• EXERCISE:
What number of lines hold the word "JSON"? State that number and nothing besides.

• PROVIDED ENTRIES:
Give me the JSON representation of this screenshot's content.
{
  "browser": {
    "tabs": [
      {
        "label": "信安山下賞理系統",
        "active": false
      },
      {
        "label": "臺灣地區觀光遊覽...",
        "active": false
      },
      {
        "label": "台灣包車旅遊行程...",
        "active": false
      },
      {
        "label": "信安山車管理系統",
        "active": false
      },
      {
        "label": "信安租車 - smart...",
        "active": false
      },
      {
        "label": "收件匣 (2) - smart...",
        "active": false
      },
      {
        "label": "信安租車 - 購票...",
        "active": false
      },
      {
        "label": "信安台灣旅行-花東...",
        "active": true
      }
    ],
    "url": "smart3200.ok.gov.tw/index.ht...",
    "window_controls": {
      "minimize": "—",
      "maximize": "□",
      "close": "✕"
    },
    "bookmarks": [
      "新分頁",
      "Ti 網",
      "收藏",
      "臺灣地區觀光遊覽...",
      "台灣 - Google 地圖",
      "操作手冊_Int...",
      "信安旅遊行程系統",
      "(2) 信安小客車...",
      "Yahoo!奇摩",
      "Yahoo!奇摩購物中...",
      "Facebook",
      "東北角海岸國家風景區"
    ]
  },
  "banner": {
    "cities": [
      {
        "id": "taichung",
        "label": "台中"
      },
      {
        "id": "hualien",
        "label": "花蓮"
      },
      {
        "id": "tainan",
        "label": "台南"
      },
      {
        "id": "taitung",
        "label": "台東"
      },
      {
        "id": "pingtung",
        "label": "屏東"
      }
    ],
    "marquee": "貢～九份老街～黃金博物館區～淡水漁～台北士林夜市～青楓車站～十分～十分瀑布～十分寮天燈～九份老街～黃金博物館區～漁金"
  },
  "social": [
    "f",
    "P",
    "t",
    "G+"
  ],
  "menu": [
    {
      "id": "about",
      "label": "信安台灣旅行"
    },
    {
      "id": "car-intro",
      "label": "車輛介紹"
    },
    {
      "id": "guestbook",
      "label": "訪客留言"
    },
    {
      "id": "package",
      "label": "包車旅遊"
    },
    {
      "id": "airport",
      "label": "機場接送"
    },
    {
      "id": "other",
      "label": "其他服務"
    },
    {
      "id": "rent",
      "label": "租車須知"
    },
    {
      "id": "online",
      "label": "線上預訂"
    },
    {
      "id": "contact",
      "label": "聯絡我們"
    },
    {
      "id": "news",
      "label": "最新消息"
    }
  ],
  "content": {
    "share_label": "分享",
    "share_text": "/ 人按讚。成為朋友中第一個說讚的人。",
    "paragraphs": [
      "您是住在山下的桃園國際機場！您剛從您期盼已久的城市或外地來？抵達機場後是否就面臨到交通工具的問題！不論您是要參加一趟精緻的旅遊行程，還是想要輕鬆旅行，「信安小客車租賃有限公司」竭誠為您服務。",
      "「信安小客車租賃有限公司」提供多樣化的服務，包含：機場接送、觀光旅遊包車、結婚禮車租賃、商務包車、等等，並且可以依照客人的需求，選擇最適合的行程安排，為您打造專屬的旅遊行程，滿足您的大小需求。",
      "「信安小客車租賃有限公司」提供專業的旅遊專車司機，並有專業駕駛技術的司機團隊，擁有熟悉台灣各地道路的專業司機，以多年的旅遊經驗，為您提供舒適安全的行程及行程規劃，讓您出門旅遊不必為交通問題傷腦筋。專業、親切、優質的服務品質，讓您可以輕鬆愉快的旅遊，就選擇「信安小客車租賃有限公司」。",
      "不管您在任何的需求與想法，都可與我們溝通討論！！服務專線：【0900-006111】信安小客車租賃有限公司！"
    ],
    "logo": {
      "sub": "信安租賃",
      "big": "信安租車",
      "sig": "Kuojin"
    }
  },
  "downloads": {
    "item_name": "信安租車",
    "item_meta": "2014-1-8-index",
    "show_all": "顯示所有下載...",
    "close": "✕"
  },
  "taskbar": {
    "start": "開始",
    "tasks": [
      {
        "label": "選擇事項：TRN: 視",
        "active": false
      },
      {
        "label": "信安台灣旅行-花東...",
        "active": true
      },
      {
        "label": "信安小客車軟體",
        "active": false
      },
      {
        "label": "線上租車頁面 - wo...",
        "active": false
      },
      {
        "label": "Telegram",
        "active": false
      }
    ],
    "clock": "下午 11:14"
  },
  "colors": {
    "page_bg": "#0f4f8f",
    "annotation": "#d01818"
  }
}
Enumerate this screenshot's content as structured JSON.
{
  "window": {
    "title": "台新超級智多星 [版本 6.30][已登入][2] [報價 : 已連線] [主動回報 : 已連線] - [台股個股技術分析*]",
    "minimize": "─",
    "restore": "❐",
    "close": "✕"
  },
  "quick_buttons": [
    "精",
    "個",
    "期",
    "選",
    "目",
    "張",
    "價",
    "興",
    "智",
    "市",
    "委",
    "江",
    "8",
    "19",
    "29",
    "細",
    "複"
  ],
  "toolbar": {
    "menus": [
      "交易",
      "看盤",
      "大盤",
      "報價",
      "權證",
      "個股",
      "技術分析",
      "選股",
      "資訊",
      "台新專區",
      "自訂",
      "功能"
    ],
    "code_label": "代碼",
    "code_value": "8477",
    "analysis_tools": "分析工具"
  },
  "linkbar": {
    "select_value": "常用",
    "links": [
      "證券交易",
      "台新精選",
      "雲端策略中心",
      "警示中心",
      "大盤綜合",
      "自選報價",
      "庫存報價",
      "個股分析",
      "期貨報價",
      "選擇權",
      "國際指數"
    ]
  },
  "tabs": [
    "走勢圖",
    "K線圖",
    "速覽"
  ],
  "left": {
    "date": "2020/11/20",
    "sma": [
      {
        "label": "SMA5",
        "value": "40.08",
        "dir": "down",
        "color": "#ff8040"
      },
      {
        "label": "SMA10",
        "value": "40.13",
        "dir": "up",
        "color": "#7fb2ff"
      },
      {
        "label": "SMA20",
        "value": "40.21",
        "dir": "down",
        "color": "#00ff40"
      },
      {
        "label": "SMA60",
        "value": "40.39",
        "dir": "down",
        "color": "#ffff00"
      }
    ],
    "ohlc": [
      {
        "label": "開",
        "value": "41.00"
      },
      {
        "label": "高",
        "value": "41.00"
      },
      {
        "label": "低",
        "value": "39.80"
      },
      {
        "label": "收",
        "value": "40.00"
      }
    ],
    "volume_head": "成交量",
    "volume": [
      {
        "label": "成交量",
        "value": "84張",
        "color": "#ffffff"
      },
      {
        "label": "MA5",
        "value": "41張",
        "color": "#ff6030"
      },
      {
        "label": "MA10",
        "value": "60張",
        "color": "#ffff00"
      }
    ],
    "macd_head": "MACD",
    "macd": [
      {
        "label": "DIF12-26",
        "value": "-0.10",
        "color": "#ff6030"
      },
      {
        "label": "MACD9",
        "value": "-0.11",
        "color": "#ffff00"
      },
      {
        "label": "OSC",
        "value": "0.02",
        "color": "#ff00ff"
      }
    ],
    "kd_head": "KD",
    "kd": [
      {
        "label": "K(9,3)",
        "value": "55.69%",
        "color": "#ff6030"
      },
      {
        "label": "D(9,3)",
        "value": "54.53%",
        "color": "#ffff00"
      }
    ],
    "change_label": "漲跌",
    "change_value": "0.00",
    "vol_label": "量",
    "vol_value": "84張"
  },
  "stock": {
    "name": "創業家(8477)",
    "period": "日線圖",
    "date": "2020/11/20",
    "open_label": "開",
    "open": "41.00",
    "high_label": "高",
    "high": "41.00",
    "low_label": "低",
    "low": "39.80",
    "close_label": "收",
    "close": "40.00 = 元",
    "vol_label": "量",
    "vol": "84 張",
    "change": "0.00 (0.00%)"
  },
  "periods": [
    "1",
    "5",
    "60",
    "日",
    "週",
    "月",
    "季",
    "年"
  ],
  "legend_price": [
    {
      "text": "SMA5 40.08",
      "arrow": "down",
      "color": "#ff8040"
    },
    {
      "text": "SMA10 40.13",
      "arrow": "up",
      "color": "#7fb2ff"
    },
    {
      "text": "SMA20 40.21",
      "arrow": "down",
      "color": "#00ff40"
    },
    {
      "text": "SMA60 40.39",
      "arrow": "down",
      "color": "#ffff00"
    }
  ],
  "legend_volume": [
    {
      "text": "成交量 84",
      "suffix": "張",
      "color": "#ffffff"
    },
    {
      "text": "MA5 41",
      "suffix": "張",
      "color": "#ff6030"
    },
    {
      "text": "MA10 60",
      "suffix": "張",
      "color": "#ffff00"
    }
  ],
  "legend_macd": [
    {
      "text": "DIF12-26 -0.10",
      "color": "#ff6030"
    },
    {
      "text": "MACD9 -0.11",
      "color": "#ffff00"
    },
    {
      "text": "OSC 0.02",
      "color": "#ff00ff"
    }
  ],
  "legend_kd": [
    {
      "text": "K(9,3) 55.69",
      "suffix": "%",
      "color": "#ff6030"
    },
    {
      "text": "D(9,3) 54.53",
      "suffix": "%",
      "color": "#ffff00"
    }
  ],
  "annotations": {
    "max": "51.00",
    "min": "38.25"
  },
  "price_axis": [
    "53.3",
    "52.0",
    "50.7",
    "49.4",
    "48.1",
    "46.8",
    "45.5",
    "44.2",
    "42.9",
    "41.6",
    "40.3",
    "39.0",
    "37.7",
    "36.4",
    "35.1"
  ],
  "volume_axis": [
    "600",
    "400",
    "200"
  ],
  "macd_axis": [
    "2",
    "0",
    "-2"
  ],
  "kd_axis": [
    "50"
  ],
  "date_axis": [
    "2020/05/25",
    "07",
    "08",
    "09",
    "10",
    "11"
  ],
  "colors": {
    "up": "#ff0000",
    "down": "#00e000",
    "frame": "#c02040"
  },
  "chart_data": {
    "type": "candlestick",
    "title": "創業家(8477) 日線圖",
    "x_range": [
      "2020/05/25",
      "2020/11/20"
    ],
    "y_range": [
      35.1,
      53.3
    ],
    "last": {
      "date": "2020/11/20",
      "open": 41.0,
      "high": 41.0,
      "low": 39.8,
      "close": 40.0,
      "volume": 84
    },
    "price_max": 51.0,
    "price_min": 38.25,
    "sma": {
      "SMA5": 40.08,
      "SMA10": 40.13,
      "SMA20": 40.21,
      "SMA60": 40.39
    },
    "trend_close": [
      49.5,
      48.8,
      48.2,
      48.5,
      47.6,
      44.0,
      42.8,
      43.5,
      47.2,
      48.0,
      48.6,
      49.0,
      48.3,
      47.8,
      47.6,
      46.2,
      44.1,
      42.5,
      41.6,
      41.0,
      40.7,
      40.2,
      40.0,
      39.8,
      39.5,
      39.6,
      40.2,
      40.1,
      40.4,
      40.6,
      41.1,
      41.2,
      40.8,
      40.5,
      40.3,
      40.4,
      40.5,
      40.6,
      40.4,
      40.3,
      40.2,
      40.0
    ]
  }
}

• OUTPUT FOR THIS EXERCISE:
2